═════ Records for processing ═════
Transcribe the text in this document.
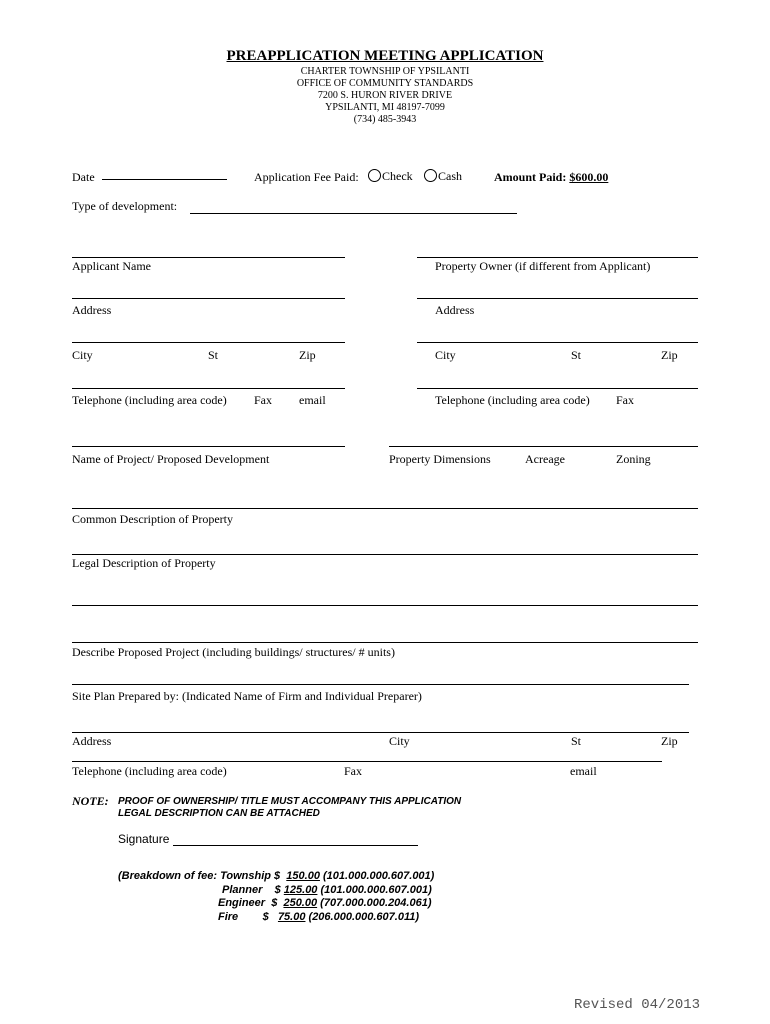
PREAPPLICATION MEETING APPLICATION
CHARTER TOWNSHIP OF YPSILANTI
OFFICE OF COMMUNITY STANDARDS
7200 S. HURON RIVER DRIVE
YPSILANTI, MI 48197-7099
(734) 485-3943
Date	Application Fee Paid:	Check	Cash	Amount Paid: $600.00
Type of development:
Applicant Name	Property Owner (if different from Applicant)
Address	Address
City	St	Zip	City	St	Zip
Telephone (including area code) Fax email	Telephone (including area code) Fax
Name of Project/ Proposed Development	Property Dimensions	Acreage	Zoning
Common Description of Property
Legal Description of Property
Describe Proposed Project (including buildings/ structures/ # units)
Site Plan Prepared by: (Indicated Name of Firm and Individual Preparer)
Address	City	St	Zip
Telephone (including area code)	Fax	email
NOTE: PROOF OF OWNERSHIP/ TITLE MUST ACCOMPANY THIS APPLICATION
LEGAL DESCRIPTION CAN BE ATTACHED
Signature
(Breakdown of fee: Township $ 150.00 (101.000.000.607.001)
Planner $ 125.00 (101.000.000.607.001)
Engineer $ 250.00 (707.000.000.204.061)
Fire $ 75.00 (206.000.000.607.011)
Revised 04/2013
═════
═════ Records for processing ═════
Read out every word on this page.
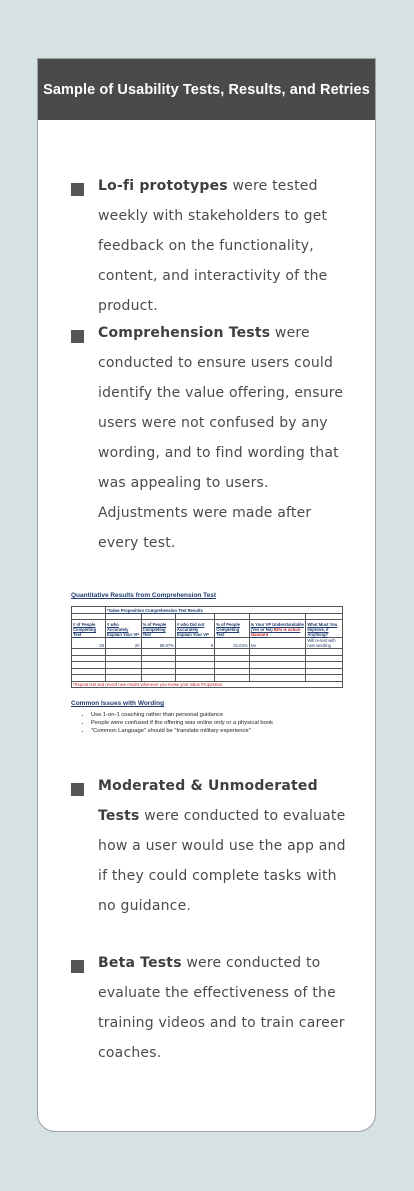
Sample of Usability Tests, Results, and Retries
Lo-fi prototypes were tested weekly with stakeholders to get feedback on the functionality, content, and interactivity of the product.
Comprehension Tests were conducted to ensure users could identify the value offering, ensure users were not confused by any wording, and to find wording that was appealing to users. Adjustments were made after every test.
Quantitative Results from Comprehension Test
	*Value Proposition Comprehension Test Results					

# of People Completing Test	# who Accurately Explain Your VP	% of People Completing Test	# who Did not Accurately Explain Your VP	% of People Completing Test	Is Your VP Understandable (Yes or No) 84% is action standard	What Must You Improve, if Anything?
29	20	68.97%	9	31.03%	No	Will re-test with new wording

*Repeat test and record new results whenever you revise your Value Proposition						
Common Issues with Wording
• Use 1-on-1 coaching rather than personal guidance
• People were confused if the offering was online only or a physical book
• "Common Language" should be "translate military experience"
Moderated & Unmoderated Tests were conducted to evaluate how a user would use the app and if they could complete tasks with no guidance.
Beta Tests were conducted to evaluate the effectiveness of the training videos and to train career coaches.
═════
# [The request]
Locate the string "including" in the listing above and copy every line where it occurs.

# [Worked solution]
Telephone (including area code) Fax email	Telephone (including area code) Fax
Describe Proposed Project (including buildings/ structures/ # units)
Telephone (including area code)	Fax	email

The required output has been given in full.